**** Exercise passage

Best Ai is the first greatest hits album by Japanese-American singer-songwriter Ai, released on September 16, 2009, by Island Records and Universal Sigma. The album was released in three editions: limited CD+DVD, CD only and "Arienai Price" (low-priced) editions. Best Ai debuted at number 2 on the daily Oricon albums chart but switched back and forth between number 1 and number 2 several times during its release week. The album went on to debut atop the weekly albums chart with 81,663 copies sold, beating the second-place holder Takeshi Tsuruno's Tsuruno Oto by merely 1,332 units and becoming her first number-one album.

The album is certified Platinum for shipment of 250,000 copies.

********
**** Dataset entries

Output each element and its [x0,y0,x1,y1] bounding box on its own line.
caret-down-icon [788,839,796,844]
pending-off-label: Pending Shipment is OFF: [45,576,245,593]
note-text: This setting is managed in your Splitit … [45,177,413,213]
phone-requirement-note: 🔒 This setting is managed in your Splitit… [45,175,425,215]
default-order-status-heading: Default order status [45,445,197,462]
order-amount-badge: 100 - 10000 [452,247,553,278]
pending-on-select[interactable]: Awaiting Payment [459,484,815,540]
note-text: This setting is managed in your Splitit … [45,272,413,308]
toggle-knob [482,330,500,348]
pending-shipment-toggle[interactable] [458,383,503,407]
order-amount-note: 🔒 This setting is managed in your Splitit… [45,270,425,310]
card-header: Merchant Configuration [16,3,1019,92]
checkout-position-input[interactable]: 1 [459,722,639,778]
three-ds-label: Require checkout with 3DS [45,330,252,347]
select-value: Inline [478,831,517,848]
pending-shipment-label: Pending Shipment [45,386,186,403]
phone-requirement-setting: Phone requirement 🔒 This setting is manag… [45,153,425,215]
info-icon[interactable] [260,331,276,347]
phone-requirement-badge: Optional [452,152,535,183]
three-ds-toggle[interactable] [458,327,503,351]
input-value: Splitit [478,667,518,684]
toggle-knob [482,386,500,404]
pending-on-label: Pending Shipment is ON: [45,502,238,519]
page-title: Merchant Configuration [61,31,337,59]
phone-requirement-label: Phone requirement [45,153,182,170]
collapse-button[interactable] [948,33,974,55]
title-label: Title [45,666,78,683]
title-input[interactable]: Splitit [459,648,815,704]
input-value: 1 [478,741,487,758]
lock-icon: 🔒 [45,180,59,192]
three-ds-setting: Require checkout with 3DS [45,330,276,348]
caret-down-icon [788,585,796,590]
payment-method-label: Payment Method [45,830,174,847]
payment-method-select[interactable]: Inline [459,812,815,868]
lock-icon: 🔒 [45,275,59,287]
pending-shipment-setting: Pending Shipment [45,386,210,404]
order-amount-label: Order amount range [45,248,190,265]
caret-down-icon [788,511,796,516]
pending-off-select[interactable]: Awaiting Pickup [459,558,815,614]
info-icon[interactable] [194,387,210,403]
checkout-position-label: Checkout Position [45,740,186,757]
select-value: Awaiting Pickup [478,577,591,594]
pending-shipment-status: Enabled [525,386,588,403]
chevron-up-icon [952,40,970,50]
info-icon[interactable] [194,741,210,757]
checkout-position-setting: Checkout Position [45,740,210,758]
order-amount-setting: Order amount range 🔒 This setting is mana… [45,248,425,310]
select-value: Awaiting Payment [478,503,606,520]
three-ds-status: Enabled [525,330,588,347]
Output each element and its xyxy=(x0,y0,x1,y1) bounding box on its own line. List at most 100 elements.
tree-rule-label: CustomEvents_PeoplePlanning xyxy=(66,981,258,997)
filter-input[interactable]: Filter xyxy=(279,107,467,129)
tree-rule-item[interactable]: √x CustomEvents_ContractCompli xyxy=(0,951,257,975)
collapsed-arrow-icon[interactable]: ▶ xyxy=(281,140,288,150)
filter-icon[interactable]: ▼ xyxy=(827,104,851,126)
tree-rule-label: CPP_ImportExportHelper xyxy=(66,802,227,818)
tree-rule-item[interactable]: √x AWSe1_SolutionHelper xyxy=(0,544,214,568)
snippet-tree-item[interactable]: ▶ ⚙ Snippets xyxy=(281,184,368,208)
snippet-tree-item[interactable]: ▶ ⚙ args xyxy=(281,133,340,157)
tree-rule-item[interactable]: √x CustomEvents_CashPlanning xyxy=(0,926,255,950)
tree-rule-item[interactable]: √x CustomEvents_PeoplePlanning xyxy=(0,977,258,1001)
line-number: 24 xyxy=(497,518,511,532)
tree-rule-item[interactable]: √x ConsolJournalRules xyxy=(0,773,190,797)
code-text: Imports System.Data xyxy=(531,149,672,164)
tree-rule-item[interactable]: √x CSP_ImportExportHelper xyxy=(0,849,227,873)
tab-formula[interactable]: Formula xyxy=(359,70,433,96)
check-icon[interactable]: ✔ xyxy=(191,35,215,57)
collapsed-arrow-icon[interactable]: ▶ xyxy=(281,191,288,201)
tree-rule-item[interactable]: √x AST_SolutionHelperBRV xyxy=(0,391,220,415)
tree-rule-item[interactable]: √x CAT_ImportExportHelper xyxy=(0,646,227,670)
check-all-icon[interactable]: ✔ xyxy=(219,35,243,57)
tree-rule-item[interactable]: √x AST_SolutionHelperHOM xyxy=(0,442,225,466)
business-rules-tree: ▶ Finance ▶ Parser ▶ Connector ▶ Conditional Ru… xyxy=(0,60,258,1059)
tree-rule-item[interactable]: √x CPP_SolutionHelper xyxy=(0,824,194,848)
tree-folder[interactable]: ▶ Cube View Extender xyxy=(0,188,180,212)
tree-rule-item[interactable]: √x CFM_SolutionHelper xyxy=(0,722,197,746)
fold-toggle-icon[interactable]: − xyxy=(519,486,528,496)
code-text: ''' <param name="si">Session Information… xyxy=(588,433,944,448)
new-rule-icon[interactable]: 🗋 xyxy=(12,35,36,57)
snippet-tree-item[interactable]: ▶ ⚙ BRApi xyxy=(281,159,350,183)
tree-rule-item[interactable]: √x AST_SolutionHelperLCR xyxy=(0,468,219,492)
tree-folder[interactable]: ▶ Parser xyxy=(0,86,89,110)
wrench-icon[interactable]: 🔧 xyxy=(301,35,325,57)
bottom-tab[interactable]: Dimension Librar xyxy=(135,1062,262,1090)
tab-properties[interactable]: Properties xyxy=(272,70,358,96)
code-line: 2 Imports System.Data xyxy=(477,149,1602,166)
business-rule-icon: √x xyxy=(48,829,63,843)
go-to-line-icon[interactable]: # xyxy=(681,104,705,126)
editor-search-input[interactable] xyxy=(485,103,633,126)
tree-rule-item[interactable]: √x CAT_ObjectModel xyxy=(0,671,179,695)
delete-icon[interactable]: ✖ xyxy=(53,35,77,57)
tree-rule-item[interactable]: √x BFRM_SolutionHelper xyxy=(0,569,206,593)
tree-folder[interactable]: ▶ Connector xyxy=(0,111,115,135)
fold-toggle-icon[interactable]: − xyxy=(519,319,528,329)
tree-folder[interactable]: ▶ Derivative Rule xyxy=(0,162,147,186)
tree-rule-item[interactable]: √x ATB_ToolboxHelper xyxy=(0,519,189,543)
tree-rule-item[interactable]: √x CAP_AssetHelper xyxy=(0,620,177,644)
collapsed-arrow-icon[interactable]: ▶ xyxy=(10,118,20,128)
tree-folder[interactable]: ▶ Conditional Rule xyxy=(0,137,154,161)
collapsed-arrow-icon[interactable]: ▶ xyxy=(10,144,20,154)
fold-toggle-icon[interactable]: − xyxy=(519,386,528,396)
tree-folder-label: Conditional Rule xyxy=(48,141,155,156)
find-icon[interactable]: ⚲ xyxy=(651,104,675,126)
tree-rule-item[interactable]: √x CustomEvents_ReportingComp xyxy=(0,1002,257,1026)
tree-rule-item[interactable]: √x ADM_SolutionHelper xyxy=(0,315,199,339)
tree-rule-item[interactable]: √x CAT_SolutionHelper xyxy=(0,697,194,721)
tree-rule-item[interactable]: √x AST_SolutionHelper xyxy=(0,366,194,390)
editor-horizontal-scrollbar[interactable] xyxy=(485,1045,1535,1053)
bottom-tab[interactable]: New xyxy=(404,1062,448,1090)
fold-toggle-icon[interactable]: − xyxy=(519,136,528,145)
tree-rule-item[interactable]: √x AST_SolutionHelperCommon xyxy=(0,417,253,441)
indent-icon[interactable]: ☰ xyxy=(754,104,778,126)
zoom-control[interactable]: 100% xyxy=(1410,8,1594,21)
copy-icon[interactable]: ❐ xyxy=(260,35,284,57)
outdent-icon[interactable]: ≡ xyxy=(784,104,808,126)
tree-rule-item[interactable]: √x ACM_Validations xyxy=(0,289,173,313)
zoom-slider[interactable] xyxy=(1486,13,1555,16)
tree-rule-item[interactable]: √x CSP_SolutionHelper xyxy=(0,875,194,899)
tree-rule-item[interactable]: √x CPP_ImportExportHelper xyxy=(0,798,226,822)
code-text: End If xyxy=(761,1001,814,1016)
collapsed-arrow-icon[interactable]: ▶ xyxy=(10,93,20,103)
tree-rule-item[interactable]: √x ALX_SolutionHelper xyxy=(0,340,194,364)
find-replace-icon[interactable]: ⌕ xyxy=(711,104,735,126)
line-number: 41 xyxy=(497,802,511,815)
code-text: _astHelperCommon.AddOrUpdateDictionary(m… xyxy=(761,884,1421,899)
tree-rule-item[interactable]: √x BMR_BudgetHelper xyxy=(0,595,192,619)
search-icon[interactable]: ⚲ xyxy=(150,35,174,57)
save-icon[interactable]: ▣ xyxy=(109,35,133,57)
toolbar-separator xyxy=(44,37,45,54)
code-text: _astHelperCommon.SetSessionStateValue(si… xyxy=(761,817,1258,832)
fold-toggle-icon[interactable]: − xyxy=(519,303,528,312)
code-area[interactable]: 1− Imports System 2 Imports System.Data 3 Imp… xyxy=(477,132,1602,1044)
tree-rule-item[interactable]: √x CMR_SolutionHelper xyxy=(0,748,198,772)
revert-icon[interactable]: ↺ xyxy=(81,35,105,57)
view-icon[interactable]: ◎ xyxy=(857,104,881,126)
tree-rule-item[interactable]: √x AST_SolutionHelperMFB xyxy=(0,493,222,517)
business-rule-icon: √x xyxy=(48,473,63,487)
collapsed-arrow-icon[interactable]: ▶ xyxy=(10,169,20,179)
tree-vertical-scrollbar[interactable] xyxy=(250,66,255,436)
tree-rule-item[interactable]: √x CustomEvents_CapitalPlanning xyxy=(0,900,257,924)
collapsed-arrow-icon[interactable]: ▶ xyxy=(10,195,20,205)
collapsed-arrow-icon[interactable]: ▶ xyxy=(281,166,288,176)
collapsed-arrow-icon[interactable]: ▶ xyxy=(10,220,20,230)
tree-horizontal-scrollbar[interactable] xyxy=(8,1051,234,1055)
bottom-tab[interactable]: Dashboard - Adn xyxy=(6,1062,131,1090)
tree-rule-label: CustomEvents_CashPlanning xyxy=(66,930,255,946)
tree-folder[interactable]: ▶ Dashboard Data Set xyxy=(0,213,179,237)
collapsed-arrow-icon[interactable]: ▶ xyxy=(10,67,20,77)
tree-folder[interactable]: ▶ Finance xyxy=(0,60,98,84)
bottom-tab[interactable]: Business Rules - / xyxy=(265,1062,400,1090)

********

Exercise requirements.
1 > According to the album passage, how many copies did Best Ai sell when it debuted atop the weekly albums chart?
2 > In the album passage, substitute "Gold" for "Platinum" and write out everything from "Best Ai is the" down to "of 250,000 copies.".
3 > Summarize the album passage in two sentences.

Expected results.
1 > 81,663 copies

2 >
Best Ai is the first greatest hits album by Japanese-American singer-songwriter Ai, released on September 16, 2009, by Island Records and Universal Sigma. The album was released in three editions: limited CD+DVD, CD only and "Arienai Price" (low-priced) editions. Best Ai debuted at number 2 on the daily Oricon albums chart but switched back and forth between number 1 and number 2 several times during its release week. The album went on to debut atop the weekly albums chart with 81,663 copies sold, beating the second-place holder Takeshi Tsuruno's Tsuruno Oto by merely 1,332 units and becoming her first number-one album.

The album is certified Gold for shipment of 250,000 copies.

3 > Best Ai, the first greatest hits album by Japanese-American singer-songwriter Ai, was released on September 16, 2009, by Island Records and Universal Sigma in three editions. It debuted atop the weekly albums chart with 81,663 copies sold, becoming her first number-one album, and is certified Platinum for shipment of 250,000 copies.